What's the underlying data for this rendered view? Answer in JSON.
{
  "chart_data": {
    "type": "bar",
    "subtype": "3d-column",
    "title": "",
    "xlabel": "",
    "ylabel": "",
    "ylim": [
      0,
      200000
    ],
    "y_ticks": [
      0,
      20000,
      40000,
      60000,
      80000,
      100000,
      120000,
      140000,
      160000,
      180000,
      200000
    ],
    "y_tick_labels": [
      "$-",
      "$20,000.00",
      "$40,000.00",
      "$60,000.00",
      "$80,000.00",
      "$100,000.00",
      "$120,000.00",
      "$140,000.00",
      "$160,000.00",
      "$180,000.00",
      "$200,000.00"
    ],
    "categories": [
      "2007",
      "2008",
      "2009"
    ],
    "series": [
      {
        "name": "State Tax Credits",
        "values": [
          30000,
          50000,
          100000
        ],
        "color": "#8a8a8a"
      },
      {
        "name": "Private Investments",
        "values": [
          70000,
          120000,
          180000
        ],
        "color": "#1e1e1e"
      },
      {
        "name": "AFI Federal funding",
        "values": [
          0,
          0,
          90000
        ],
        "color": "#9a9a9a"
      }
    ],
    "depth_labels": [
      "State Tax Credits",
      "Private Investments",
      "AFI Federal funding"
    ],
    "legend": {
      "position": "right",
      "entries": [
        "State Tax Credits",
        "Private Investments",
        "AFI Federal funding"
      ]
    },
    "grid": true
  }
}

○ ○ ○ ○

To be done
Copy out every line of the data that includes the word "name".

Full response
        "name": "State Tax Credits",
        "name": "Private Investments",
        "name": "AFI Federal funding",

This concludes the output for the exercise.